►
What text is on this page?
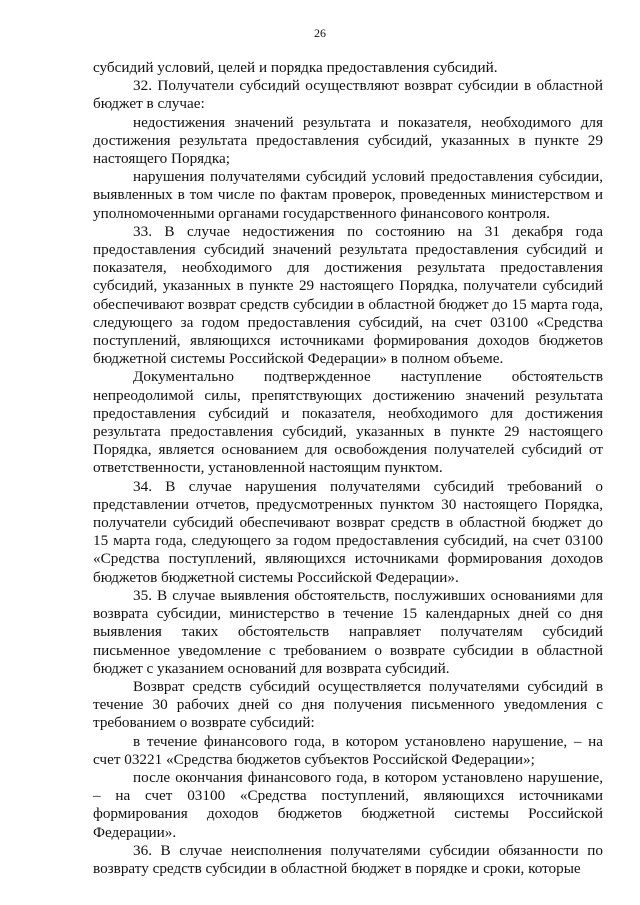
26

субсидий условий, целей и порядка предоставления субсидий.

32. Получатели субсидий осуществляют возврат субсидии в областной бюджет в случае:

недостижения значений результата и показателя, необходимого для достижения результата предоставления субсидий, указанных в пункте 29 настоящего Порядка;

нарушения получателями субсидий условий предоставления субсидии, выявленных в том числе по фактам проверок, проведенных министерством и уполномоченными органами государственного финансового контроля.

33. В случае недостижения по состоянию на 31 декабря года предоставления субсидий значений результата предоставления субсидий и показателя, необходимого для достижения результата предоставления субсидий, указанных в пункте 29 настоящего Порядка, получатели субсидий обеспечивают возврат средств субсидии в областной бюджет до 15 марта года, следующего за годом предоставления субсидий, на счет 03100 «Средства поступлений, являющихся источниками формирования доходов бюджетов бюджетной системы Российской Федерации» в полном объеме.

Документально подтвержденное наступление обстоятельств непреодолимой силы, препятствующих достижению значений результата предоставления субсидий и показателя, необходимого для достижения результата предоставления субсидий, указанных в пункте 29 настоящего Порядка, является основанием для освобождения получателей субсидий от ответственности, установленной настоящим пунктом.

34. В случае нарушения получателями субсидий требований о представлении отчетов, предусмотренных пунктом 30 настоящего Порядка, получатели субсидий обеспечивают возврат средств в областной бюджет до 15 марта года, следующего за годом предоставления субсидий, на счет 03100 «Средства поступлений, являющихся источниками формирования доходов бюджетов бюджетной системы Российской Федерации».

35. В случае выявления обстоятельств, послуживших основаниями для возврата субсидии, министерство в течение 15 календарных дней со дня выявления таких обстоятельств направляет получателям субсидий письменное уведомление с требованием о возврате субсидии в областной бюджет с указанием оснований для возврата субсидий.

Возврат средств субсидий осуществляется получателями субсидий в течение 30 рабочих дней со дня получения письменного уведомления с требованием о возврате субсидий:

в течение финансового года, в котором установлено нарушение, – на счет 03221 «Средства бюджетов субъектов Российской Федерации»;

после окончания финансового года, в котором установлено нарушение, – на счет 03100 «Средства поступлений, являющихся источниками формирования доходов бюджетов бюджетной системы Российской Федерации».

36. В случае неисполнения получателями субсидии обязанности по возврату средств субсидии в областной бюджет в порядке и сроки, которые
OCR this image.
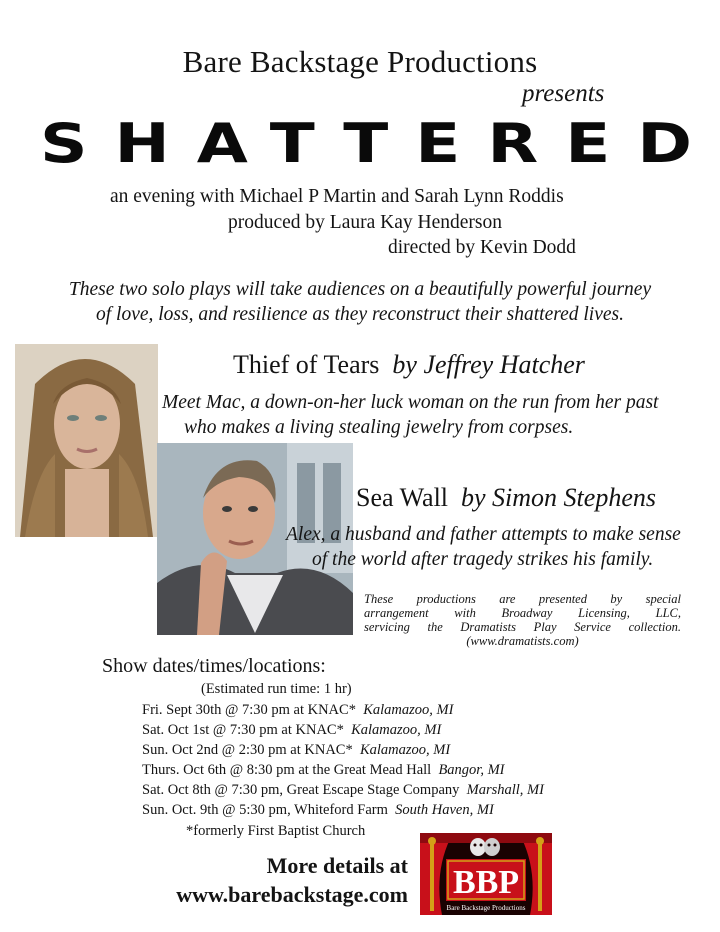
Bare Backstage Productions
presents
SHATTERED
an evening with Michael P Martin and Sarah Lynn Roddis
produced by Laura Kay Henderson
directed by Kevin Dodd
These two solo plays will take audiences on a beautifully powerful journey
of love, loss, and resilience as they reconstruct their shattered lives.
Thief of Tears by Jeffrey Hatcher
Meet Mac, a down-on-her luck woman on the run from her past
who makes a living stealing jewelry from corpses.
Sea Wall by Simon Stephens
Alex, a husband and father attempts to make sense
of the world after tragedy strikes his family.
These productions are presented by special
arrangement with Broadway Licensing, LLC,
servicing the Dramatists Play Service collection.
(www.dramatists.com)
Show dates/times/locations:
(Estimated run time: 1 hr)
Fri. Sept 30th @ 7:30 pm at KNAC* Kalamazoo, MI
Sat. Oct 1st @ 7:30 pm at KNAC* Kalamazoo, MI
Sun. Oct 2nd @ 2:30 pm at KNAC* Kalamazoo, MI
Thurs. Oct 6th @ 8:30 pm at the Great Mead Hall Bangor, MI
Sat. Oct 8th @ 7:30 pm, Great Escape Stage Company Marshall, MI
Sun. Oct. 9th @ 5:30 pm, Whiteford Farm South Haven, MI
*formerly First Baptist Church
More details at
www.barebackstage.com BBP
Bare Backstage Productions
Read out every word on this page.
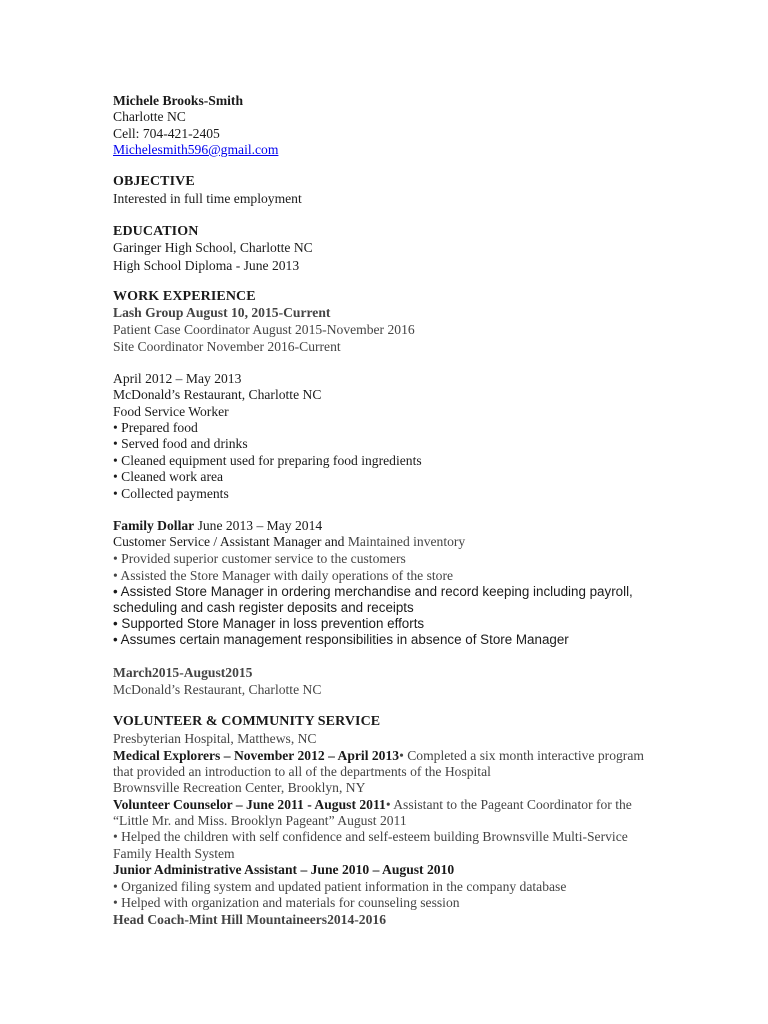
Michele Brooks-Smith
Charlotte NC
Cell: 704-421-2405
Michelesmith596@gmail.com
OBJECTIVE
Interested in full time employment
EDUCATION
Garinger High School, Charlotte NC
High School Diploma - June 2013
WORK EXPERIENCE
Lash Group August 10, 2015-Current
Patient Case Coordinator August 2015-November 2016
Site Coordinator November 2016-Current
April 2012 – May 2013
McDonald’s Restaurant, Charlotte NC
Food Service Worker
• Prepared food
• Served food and drinks
• Cleaned equipment used for preparing food ingredients
• Cleaned work area
• Collected payments
Family Dollar June 2013 – May 2014
Customer Service / Assistant Manager and Maintained inventory
• Provided superior customer service to the customers
• Assisted the Store Manager with daily operations of the store
• Assisted Store Manager in ordering merchandise and record keeping including payroll,
scheduling and cash register deposits and receipts
• Supported Store Manager in loss prevention efforts
• Assumes certain management responsibilities in absence of Store Manager
March2015-August2015
McDonald’s Restaurant, Charlotte NC
VOLUNTEER & COMMUNITY SERVICE
Presbyterian Hospital, Matthews, NC
Medical Explorers – November 2012 – April 2013• Completed a six month interactive program
that provided an introduction to all of the departments of the Hospital
Brownsville Recreation Center, Brooklyn, NY
Volunteer Counselor – June 2011 - August 2011• Assistant to the Pageant Coordinator for the
“Little Mr. and Miss. Brooklyn Pageant” August 2011
• Helped the children with self confidence and self-esteem building Brownsville Multi-Service
Family Health System
Junior Administrative Assistant – June 2010 – August 2010
• Organized filing system and updated patient information in the company database
• Helped with organization and materials for counseling session
Head Coach-Mint Hill Mountaineers2014-2016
◄
> [YOUR OBJECTIVE]: List every line from the entries above in which "loss" appears.

> [FINAL ANSWER]:
of love, loss, and resilience as they reconstruct their shattered lives.
• Supported Store Manager in loss prevention efforts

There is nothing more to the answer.